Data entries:
--------------------------------------------------

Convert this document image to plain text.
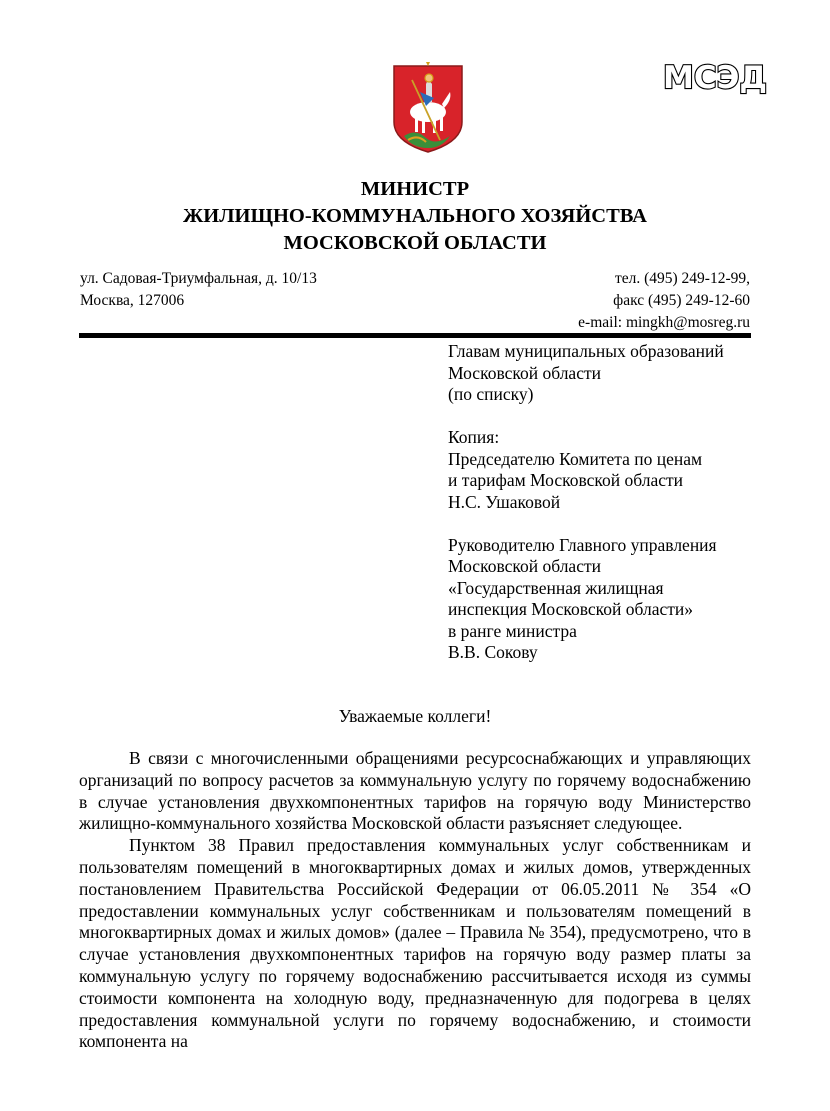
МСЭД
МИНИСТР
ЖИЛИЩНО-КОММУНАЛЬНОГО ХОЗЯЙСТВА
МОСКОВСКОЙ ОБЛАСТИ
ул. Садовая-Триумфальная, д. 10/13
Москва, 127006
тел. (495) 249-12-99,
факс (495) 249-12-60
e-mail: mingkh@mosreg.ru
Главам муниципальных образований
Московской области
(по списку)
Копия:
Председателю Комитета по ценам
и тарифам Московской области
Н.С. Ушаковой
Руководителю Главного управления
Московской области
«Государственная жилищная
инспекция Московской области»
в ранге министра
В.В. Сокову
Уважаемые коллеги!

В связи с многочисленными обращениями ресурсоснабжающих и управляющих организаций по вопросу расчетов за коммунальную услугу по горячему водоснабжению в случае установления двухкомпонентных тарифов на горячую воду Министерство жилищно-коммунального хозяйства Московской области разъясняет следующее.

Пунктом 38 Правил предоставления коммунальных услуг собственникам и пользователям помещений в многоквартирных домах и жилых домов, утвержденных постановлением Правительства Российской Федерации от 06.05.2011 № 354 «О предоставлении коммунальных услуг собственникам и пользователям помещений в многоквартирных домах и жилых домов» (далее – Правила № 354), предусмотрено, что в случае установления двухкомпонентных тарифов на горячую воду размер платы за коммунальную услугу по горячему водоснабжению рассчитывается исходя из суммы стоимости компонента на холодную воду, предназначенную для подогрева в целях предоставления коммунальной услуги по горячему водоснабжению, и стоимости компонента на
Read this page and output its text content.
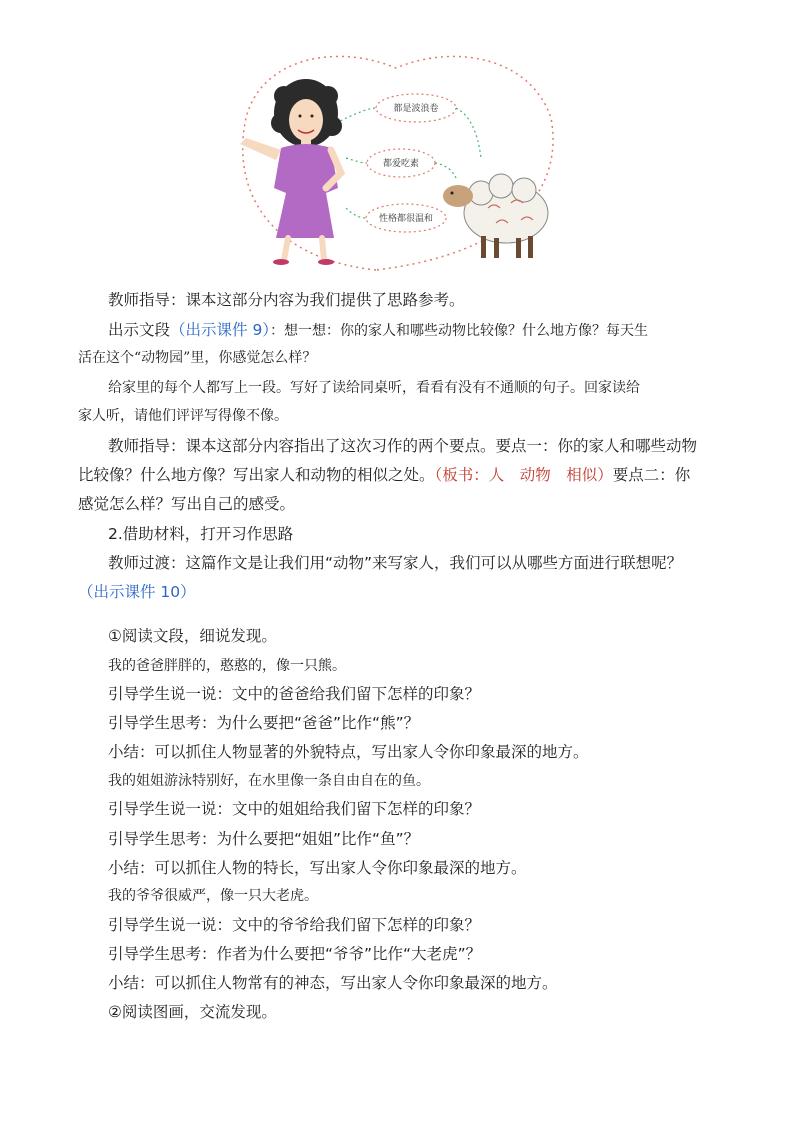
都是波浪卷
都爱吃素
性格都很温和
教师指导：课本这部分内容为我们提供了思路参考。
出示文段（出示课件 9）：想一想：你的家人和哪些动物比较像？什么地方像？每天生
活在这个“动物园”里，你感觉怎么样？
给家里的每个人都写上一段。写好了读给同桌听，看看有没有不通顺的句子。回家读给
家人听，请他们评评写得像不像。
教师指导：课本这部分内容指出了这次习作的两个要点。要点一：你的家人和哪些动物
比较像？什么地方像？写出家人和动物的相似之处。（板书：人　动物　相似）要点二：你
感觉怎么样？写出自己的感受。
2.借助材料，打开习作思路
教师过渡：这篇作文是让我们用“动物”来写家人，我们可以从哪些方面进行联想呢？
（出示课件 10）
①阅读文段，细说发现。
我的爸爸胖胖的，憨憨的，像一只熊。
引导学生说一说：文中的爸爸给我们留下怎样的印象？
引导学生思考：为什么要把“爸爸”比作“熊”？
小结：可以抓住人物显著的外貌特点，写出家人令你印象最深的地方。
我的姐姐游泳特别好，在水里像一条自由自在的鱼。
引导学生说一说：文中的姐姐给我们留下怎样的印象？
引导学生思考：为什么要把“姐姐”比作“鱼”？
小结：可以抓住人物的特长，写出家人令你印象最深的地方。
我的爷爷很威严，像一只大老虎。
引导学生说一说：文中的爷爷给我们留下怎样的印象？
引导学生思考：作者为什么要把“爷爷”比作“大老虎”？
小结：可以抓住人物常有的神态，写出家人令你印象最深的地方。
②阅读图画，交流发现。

--------------------------------------------------

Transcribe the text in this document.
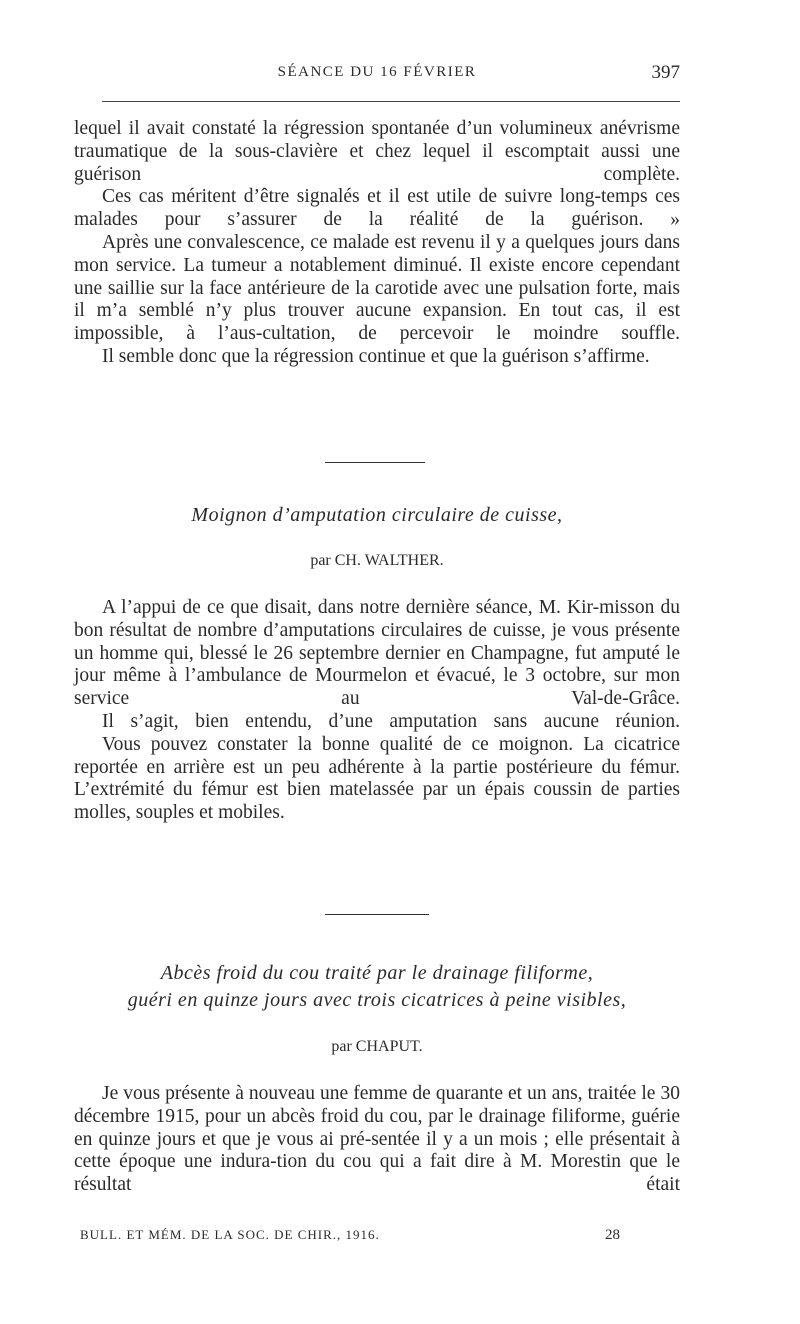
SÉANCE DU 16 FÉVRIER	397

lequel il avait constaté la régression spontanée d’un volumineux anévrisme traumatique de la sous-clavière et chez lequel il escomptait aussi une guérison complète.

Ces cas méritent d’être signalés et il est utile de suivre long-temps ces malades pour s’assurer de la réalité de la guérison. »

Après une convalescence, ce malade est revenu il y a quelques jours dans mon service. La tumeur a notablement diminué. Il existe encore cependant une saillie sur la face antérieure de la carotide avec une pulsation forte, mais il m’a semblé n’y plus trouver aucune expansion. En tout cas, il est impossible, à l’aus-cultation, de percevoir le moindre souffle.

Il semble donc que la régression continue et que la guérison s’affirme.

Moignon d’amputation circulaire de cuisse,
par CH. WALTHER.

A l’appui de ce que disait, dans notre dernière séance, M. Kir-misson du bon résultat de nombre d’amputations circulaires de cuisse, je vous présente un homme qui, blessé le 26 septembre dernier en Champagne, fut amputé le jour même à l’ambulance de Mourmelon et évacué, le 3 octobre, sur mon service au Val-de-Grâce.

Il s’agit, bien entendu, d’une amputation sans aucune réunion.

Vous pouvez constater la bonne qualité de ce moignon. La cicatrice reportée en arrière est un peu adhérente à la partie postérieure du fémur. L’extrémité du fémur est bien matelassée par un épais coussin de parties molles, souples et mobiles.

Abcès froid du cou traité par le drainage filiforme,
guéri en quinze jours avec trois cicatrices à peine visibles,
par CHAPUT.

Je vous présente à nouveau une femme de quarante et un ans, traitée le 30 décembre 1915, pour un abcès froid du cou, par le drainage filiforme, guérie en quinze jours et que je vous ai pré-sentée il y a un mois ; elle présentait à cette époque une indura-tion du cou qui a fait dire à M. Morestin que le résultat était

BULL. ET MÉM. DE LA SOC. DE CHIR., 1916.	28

--------------------------------------------------

TASK PROMPT
Give the count of lines in the records that contain "引导学生说一说", and no other text.

WRITTEN ANSWER
3